-- begin Task inputs --

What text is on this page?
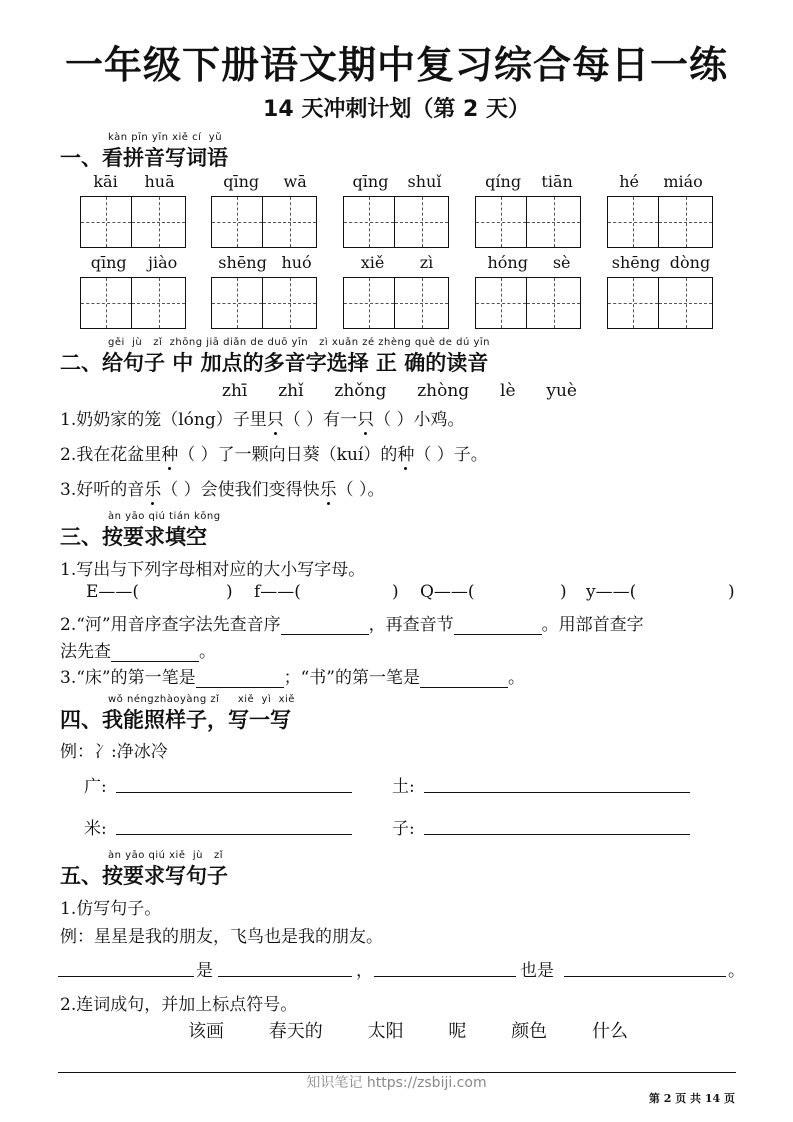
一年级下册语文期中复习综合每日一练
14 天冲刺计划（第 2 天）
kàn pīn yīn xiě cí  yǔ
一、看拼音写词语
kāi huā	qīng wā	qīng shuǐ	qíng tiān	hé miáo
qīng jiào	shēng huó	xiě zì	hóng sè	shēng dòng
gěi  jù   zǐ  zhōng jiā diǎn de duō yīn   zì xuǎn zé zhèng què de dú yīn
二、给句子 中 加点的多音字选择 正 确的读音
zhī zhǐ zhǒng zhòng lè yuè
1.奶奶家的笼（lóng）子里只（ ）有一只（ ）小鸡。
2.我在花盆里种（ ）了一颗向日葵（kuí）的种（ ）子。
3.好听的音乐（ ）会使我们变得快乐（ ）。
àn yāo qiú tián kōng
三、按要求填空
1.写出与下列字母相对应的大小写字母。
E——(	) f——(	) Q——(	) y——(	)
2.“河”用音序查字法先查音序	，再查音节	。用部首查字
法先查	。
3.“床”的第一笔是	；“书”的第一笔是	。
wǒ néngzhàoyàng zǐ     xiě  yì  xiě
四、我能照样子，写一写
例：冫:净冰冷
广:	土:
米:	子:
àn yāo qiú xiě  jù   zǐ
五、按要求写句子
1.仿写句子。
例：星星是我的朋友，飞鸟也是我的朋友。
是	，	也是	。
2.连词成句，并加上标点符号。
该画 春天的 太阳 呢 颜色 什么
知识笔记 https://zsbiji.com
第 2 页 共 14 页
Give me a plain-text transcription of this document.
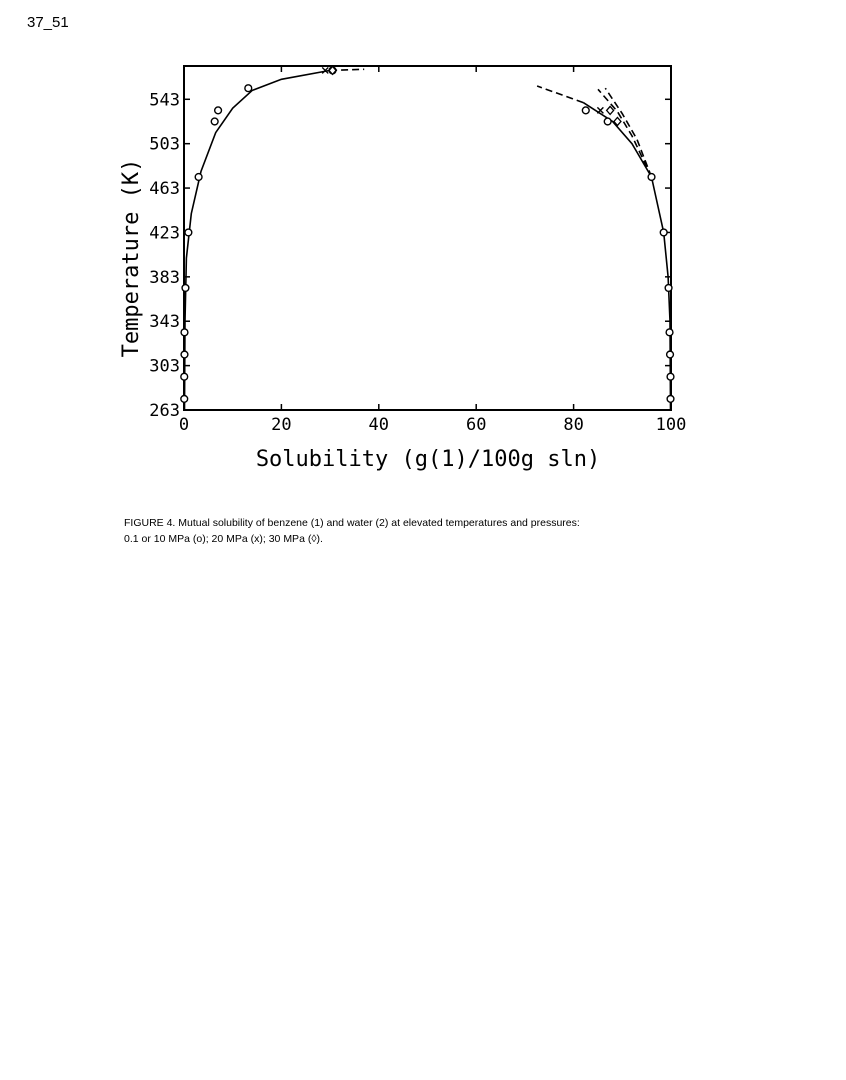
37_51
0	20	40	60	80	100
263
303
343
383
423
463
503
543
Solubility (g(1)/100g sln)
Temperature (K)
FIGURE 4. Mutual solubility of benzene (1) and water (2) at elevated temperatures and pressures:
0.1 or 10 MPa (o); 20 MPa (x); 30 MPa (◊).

-- end Task inputs --

- **Task brief**
Can you repeat every record above exactly, apart from the pictures?

- **Response for this exercise**
What text is on this page?
一年级下册语文期中复习综合每日一练
14 天冲刺计划（第 2 天）
kàn pīn yīn xiě cí  yǔ
一、看拼音写词语
kāi huā	qīng wā	qīng shuǐ	qíng tiān	hé miáo
qīng jiào	shēng huó	xiě zì	hóng sè	shēng dòng
gěi  jù   zǐ  zhōng jiā diǎn de duō yīn   zì xuǎn zé zhèng què de dú yīn
二、给句子 中 加点的多音字选择 正 确的读音
zhī zhǐ zhǒng zhòng lè yuè
1.奶奶家的笼（lóng）子里只（ ）有一只（ ）小鸡。
2.我在花盆里种（ ）了一颗向日葵（kuí）的种（ ）子。
3.好听的音乐（ ）会使我们变得快乐（ ）。
àn yāo qiú tián kōng
三、按要求填空
1.写出与下列字母相对应的大小写字母。
E——(	) f——(	) Q——(	) y——(	)
2.“河”用音序查字法先查音序	，再查音节	。用部首查字
法先查	。
3.“床”的第一笔是	；“书”的第一笔是	。
wǒ néngzhàoyàng zǐ     xiě  yì  xiě
四、我能照样子，写一写
例：冫:净冰冷
广:	土:
米:	子:
àn yāo qiú xiě  jù   zǐ
五、按要求写句子
1.仿写句子。
例：星星是我的朋友，飞鸟也是我的朋友。
是	，	也是	。
2.连词成句，并加上标点符号。
该画 春天的 太阳 呢 颜色 什么
知识笔记 https://zsbiji.com
第 2 页 共 14 页
Give me a plain-text transcription of this document.
37_51
0	20	40	60	80	100
263
303
343
383
423
463
503
543
Solubility (g(1)/100g sln)
Temperature (K)
FIGURE 4. Mutual solubility of benzene (1) and water (2) at elevated temperatures and pressures:
0.1 or 10 MPa (o); 20 MPa (x); 30 MPa (◊).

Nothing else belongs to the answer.